-- begin --

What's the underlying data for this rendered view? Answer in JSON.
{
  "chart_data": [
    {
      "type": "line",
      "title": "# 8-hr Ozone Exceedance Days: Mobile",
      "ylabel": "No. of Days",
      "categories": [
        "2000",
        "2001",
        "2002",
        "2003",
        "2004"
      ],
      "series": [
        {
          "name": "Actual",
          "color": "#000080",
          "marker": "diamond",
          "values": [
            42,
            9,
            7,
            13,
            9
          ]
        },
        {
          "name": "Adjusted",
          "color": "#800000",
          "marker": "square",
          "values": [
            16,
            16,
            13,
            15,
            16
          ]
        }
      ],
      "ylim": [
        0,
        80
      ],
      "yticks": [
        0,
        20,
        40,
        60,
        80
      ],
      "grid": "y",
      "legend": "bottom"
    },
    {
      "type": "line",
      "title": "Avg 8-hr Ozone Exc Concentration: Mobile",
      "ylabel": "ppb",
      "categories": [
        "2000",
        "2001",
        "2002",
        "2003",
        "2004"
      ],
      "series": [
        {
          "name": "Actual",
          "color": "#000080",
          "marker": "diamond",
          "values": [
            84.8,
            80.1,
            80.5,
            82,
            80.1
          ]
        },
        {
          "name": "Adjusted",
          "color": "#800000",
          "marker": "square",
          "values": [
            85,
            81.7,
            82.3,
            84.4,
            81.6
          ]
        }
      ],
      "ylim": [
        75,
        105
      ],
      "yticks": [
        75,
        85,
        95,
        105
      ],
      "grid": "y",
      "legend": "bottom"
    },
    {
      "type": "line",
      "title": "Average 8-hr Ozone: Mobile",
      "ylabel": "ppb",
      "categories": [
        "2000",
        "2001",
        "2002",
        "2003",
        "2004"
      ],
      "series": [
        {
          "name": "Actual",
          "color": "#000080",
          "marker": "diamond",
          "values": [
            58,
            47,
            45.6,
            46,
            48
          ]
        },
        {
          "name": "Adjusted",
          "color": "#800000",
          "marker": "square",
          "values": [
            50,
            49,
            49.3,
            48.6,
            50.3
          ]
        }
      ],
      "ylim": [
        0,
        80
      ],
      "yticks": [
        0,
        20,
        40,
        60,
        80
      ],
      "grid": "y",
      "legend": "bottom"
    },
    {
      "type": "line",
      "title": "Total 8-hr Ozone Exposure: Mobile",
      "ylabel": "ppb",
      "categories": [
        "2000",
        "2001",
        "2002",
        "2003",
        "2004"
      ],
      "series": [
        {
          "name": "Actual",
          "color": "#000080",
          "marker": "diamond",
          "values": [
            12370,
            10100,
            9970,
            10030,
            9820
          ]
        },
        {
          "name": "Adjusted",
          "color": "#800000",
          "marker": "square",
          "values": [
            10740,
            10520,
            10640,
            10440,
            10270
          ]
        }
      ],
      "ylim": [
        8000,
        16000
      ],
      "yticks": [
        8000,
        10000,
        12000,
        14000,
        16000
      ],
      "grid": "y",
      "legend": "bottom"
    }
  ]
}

-- end --

SET EXERCISE:
Using the data above, reproduce every line exactly.

WRITTEN RESPONSE:
What's the underlying data for this rendered view? Answer in JSON.
{
  "chart_data": [
    {
      "type": "line",
      "title": "# 8-hr Ozone Exceedance Days: Mobile",
      "ylabel": "No. of Days",
      "categories": [
        "2000",
        "2001",
        "2002",
        "2003",
        "2004"
      ],
      "series": [
        {
          "name": "Actual",
          "color": "#000080",
          "marker": "diamond",
          "values": [
            42,
            9,
            7,
            13,
            9
          ]
        },
        {
          "name": "Adjusted",
          "color": "#800000",
          "marker": "square",
          "values": [
            16,
            16,
            13,
            15,
            16
          ]
        }
      ],
      "ylim": [
        0,
        80
      ],
      "yticks": [
        0,
        20,
        40,
        60,
        80
      ],
      "grid": "y",
      "legend": "bottom"
    },
    {
      "type": "line",
      "title": "Avg 8-hr Ozone Exc Concentration: Mobile",
      "ylabel": "ppb",
      "categories": [
        "2000",
        "2001",
        "2002",
        "2003",
        "2004"
      ],
      "series": [
        {
          "name": "Actual",
          "color": "#000080",
          "marker": "diamond",
          "values": [
            84.8,
            80.1,
            80.5,
            82,
            80.1
          ]
        },
        {
          "name": "Adjusted",
          "color": "#800000",
          "marker": "square",
          "values": [
            85,
            81.7,
            82.3,
            84.4,
            81.6
          ]
        }
      ],
      "ylim": [
        75,
        105
      ],
      "yticks": [
        75,
        85,
        95,
        105
      ],
      "grid": "y",
      "legend": "bottom"
    },
    {
      "type": "line",
      "title": "Average 8-hr Ozone: Mobile",
      "ylabel": "ppb",
      "categories": [
        "2000",
        "2001",
        "2002",
        "2003",
        "2004"
      ],
      "series": [
        {
          "name": "Actual",
          "color": "#000080",
          "marker": "diamond",
          "values": [
            58,
            47,
            45.6,
            46,
            48
          ]
        },
        {
          "name": "Adjusted",
          "color": "#800000",
          "marker": "square",
          "values": [
            50,
            49,
            49.3,
            48.6,
            50.3
          ]
        }
      ],
      "ylim": [
        0,
        80
      ],
      "yticks": [
        0,
        20,
        40,
        60,
        80
      ],
      "grid": "y",
      "legend": "bottom"
    },
    {
      "type": "line",
      "title": "Total 8-hr Ozone Exposure: Mobile",
      "ylabel": "ppb",
      "categories": [
        "2000",
        "2001",
        "2002",
        "2003",
        "2004"
      ],
      "series": [
        {
          "name": "Actual",
          "color": "#000080",
          "marker": "diamond",
          "values": [
            12370,
            10100,
            9970,
            10030,
            9820
          ]
        },
        {
          "name": "Adjusted",
          "color": "#800000",
          "marker": "square",
          "values": [
            10740,
            10520,
            10640,
            10440,
            10270
          ]
        }
      ],
      "ylim": [
        8000,
        16000
      ],
      "yticks": [
        8000,
        10000,
        12000,
        14000,
        16000
      ],
      "grid": "y",
      "legend": "bottom"
    }
  ]
}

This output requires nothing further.